### WHAT IS NEEDED
Please copy the records below word for word, leaving out the pictures.

### SOURCE MATERIAL
◇ ◇ ◇ ◇ ◇

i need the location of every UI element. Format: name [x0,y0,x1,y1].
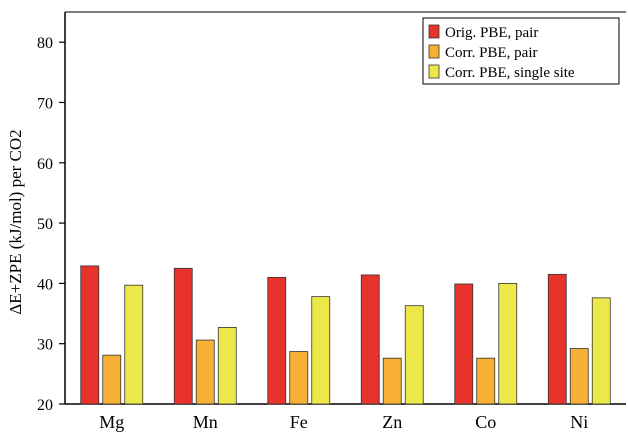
y-tick-label: 50 [37,216,53,233]
bar [476,357,496,405]
bar [404,305,424,405]
bar [217,327,237,405]
bar [289,351,309,405]
bar [195,339,215,405]
bars [80,265,611,405]
legend-swatch [428,44,440,59]
legend-label: Orig. PBE, pair [445,25,538,41]
legend-box [422,17,620,85]
legend-label: Corr. PBE, single site [445,65,575,81]
bar [80,265,100,405]
x-tick-label: Mn [193,412,218,432]
y-tick-label: 40 [37,276,53,293]
legend-label: Corr. PBE, pair [445,45,538,61]
bar [498,282,518,405]
y-tick-label: 20 [37,397,53,414]
x-axis: Mg Mn Fe Zn Co Ni [99,412,588,432]
x-tick-label: Mg [99,412,124,432]
bar [173,267,193,405]
y-tick-label: 80 [37,35,53,52]
legend-swatch [428,24,440,39]
bar [124,284,144,405]
y-tick-label: 60 [37,156,53,173]
x-tick-label: Fe [290,412,308,432]
plot-area [64,11,626,405]
x-tick-label: Ni [570,412,588,432]
y-axis: 20 30 40 50 60 70 80 [37,35,65,414]
y-tick-label: 70 [37,95,53,112]
y-tick-label: 30 [37,337,53,354]
bar [569,348,589,405]
bar [360,274,380,405]
y-axis-label: ΔE+ZPE (kJ/mol) per CO2 [6,129,25,314]
legend-swatch [428,64,440,79]
bar [102,354,122,405]
x-tick-label: Zn [382,412,402,432]
bar [267,276,287,405]
bar [547,273,567,405]
bar [382,357,402,405]
bar [311,296,331,405]
bar [591,297,611,405]
x-tick-label: Co [475,412,496,432]
legend: Orig. PBE, pair Corr. PBE, pair Corr. PBE,… [422,17,620,85]
bar [454,283,474,405]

◇ ◇ ◇ ◇ ◇

### FINAL ANSWER
i need the location of every UI element. Format: name [x0,y0,x1,y1].
y-tick-label: 50 [37,216,53,233]
bar [476,357,496,405]
bar [404,305,424,405]
bar [217,327,237,405]
bar [289,351,309,405]
bar [195,339,215,405]
bars [80,265,611,405]
legend-swatch [428,44,440,59]
legend-label: Orig. PBE, pair [445,25,538,41]
legend-box [422,17,620,85]
legend-label: Corr. PBE, single site [445,65,575,81]
bar [80,265,100,405]
x-tick-label: Mn [193,412,218,432]
y-tick-label: 40 [37,276,53,293]
legend-label: Corr. PBE, pair [445,45,538,61]
bar [498,282,518,405]
y-tick-label: 20 [37,397,53,414]
x-axis: Mg Mn Fe Zn Co Ni [99,412,588,432]
x-tick-label: Mg [99,412,124,432]
bar [173,267,193,405]
y-tick-label: 80 [37,35,53,52]
legend-swatch [428,24,440,39]
bar [124,284,144,405]
y-tick-label: 60 [37,156,53,173]
x-tick-label: Fe [290,412,308,432]
plot-area [64,11,626,405]
x-tick-label: Ni [570,412,588,432]
y-axis: 20 30 40 50 60 70 80 [37,35,65,414]
y-tick-label: 70 [37,95,53,112]
y-tick-label: 30 [37,337,53,354]
bar [569,348,589,405]
bar [360,274,380,405]
y-axis-label: ΔE+ZPE (kJ/mol) per CO2 [6,129,25,314]
legend-swatch [428,64,440,79]
bar [102,354,122,405]
x-tick-label: Zn [382,412,402,432]
bar [267,276,287,405]
bar [547,273,567,405]
bar [382,357,402,405]
bar [311,296,331,405]
bar [591,297,611,405]
x-tick-label: Co [475,412,496,432]
legend: Orig. PBE, pair Corr. PBE, pair Corr. PBE,… [422,17,620,85]
bar [454,283,474,405]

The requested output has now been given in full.